_GIVEN EXERCISE_
Read the data and repeat all of it exactly.

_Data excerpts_
╭──

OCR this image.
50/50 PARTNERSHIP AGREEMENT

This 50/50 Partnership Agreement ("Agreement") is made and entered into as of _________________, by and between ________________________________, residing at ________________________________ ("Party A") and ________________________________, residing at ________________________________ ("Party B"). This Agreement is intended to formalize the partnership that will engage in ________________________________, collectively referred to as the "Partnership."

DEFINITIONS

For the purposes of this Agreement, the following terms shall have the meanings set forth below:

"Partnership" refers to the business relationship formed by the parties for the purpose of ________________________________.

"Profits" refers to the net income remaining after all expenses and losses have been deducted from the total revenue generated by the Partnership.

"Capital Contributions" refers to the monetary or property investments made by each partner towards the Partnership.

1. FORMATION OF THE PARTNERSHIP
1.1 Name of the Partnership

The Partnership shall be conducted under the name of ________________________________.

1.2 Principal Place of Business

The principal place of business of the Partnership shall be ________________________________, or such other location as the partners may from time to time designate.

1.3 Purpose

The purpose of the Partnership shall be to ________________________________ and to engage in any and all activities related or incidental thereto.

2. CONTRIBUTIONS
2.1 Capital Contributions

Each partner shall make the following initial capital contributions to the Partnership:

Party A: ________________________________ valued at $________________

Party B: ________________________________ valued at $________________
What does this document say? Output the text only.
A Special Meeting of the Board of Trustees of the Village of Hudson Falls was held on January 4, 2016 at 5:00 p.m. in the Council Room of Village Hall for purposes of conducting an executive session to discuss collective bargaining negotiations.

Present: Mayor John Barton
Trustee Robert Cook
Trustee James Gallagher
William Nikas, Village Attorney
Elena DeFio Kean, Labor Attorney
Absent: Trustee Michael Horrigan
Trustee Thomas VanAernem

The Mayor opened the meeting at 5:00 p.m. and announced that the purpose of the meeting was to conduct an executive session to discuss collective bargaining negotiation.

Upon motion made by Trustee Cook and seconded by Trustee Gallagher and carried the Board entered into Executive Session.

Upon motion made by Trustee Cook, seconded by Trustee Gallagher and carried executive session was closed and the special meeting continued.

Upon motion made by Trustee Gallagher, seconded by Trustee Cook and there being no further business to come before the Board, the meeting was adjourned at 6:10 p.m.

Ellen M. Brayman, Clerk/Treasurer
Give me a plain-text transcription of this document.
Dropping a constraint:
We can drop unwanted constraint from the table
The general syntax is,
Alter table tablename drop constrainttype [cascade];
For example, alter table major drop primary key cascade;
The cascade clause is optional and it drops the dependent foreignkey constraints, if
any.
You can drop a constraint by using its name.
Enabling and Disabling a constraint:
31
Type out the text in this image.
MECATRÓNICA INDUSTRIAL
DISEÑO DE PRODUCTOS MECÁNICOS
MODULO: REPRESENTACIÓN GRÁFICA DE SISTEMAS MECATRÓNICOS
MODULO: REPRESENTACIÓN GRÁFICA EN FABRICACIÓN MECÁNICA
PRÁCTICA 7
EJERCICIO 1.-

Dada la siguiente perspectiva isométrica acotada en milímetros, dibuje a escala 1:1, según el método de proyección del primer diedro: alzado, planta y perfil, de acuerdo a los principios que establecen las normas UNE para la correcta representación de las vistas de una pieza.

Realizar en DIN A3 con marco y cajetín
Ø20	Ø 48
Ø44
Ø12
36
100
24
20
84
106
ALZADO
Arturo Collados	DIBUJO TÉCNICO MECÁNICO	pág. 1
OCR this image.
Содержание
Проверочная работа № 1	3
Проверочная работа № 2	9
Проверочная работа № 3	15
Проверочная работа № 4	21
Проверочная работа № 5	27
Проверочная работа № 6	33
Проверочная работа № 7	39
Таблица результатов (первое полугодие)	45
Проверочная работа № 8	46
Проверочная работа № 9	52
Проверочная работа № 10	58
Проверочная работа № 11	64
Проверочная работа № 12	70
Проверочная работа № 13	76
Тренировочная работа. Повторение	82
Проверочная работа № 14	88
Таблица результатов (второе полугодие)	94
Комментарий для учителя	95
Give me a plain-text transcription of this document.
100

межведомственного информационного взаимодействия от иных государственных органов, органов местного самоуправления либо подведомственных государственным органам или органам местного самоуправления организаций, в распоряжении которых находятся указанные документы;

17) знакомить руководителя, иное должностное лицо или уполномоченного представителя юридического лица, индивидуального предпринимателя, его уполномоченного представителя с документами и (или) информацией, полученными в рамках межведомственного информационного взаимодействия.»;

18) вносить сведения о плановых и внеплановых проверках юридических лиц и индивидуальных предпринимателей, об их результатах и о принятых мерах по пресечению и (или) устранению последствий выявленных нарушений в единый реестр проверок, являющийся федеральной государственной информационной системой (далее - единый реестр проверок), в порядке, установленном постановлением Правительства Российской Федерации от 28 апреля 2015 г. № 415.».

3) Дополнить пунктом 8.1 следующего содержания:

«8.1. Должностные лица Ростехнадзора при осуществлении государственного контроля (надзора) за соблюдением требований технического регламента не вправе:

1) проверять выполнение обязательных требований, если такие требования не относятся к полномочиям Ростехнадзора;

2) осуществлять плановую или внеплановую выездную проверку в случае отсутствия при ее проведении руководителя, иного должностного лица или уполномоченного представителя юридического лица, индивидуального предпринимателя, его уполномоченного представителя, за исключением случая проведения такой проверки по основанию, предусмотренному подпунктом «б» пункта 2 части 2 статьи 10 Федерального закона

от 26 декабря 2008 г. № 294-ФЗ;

╰──

_SOLVED EXERCISE_
OCR this image.
50/50 PARTNERSHIP AGREEMENT

This 50/50 Partnership Agreement ("Agreement") is made and entered into as of _________________, by and between ________________________________, residing at ________________________________ ("Party A") and ________________________________, residing at ________________________________ ("Party B"). This Agreement is intended to formalize the partnership that will engage in ________________________________, collectively referred to as the "Partnership."

DEFINITIONS

For the purposes of this Agreement, the following terms shall have the meanings set forth below:

"Partnership" refers to the business relationship formed by the parties for the purpose of ________________________________.

"Profits" refers to the net income remaining after all expenses and losses have been deducted from the total revenue generated by the Partnership.

"Capital Contributions" refers to the monetary or property investments made by each partner towards the Partnership.

1. FORMATION OF THE PARTNERSHIP
1.1 Name of the Partnership

The Partnership shall be conducted under the name of ________________________________.

1.2 Principal Place of Business

The principal place of business of the Partnership shall be ________________________________, or such other location as the partners may from time to time designate.

1.3 Purpose

The purpose of the Partnership shall be to ________________________________ and to engage in any and all activities related or incidental thereto.

2. CONTRIBUTIONS
2.1 Capital Contributions

Each partner shall make the following initial capital contributions to the Partnership:

Party A: ________________________________ valued at $________________

Party B: ________________________________ valued at $________________
What does this document say? Output the text only.
A Special Meeting of the Board of Trustees of the Village of Hudson Falls was held on January 4, 2016 at 5:00 p.m. in the Council Room of Village Hall for purposes of conducting an executive session to discuss collective bargaining negotiations.

Present: Mayor John Barton
Trustee Robert Cook
Trustee James Gallagher
William Nikas, Village Attorney
Elena DeFio Kean, Labor Attorney
Absent: Trustee Michael Horrigan
Trustee Thomas VanAernem

The Mayor opened the meeting at 5:00 p.m. and announced that the purpose of the meeting was to conduct an executive session to discuss collective bargaining negotiation.

Upon motion made by Trustee Cook and seconded by Trustee Gallagher and carried the Board entered into Executive Session.

Upon motion made by Trustee Cook, seconded by Trustee Gallagher and carried executive session was closed and the special meeting continued.

Upon motion made by Trustee Gallagher, seconded by Trustee Cook and there being no further business to come before the Board, the meeting was adjourned at 6:10 p.m.

Ellen M. Brayman, Clerk/Treasurer
Give me a plain-text transcription of this document.
Dropping a constraint:
We can drop unwanted constraint from the table
The general syntax is,
Alter table tablename drop constrainttype [cascade];
For example, alter table major drop primary key cascade;
The cascade clause is optional and it drops the dependent foreignkey constraints, if
any.
You can drop a constraint by using its name.
Enabling and Disabling a constraint:
31
Type out the text in this image.
MECATRÓNICA INDUSTRIAL
DISEÑO DE PRODUCTOS MECÁNICOS
MODULO: REPRESENTACIÓN GRÁFICA DE SISTEMAS MECATRÓNICOS
MODULO: REPRESENTACIÓN GRÁFICA EN FABRICACIÓN MECÁNICA
PRÁCTICA 7
EJERCICIO 1.-

Dada la siguiente perspectiva isométrica acotada en milímetros, dibuje a escala 1:1, según el método de proyección del primer diedro: alzado, planta y perfil, de acuerdo a los principios que establecen las normas UNE para la correcta representación de las vistas de una pieza.

Realizar en DIN A3 con marco y cajetín
Ø20	Ø 48
Ø44
Ø12
36
100
24
20
84
106
ALZADO
Arturo Collados	DIBUJO TÉCNICO MECÁNICO	pág. 1
OCR this image.
Содержание
Проверочная работа № 1	3
Проверочная работа № 2	9
Проверочная работа № 3	15
Проверочная работа № 4	21
Проверочная работа № 5	27
Проверочная работа № 6	33
Проверочная работа № 7	39
Таблица результатов (первое полугодие)	45
Проверочная работа № 8	46
Проверочная работа № 9	52
Проверочная работа № 10	58
Проверочная работа № 11	64
Проверочная работа № 12	70
Проверочная работа № 13	76
Тренировочная работа. Повторение	82
Проверочная работа № 14	88
Таблица результатов (второе полугодие)	94
Комментарий для учителя	95
Give me a plain-text transcription of this document.
100

межведомственного информационного взаимодействия от иных государственных органов, органов местного самоуправления либо подведомственных государственным органам или органам местного самоуправления организаций, в распоряжении которых находятся указанные документы;

17) знакомить руководителя, иное должностное лицо или уполномоченного представителя юридического лица, индивидуального предпринимателя, его уполномоченного представителя с документами и (или) информацией, полученными в рамках межведомственного информационного взаимодействия.»;

18) вносить сведения о плановых и внеплановых проверках юридических лиц и индивидуальных предпринимателей, об их результатах и о принятых мерах по пресечению и (или) устранению последствий выявленных нарушений в единый реестр проверок, являющийся федеральной государственной информационной системой (далее - единый реестр проверок), в порядке, установленном постановлением Правительства Российской Федерации от 28 апреля 2015 г. № 415.».

3) Дополнить пунктом 8.1 следующего содержания:

«8.1. Должностные лица Ростехнадзора при осуществлении государственного контроля (надзора) за соблюдением требований технического регламента не вправе:

1) проверять выполнение обязательных требований, если такие требования не относятся к полномочиям Ростехнадзора;

2) осуществлять плановую или внеплановую выездную проверку в случае отсутствия при ее проведении руководителя, иного должностного лица или уполномоченного представителя юридического лица, индивидуального предпринимателя, его уполномоченного представителя, за исключением случая проведения такой проверки по основанию, предусмотренному подпунктом «б» пункта 2 части 2 статьи 10 Федерального закона

от 26 декабря 2008 г. № 294-ФЗ;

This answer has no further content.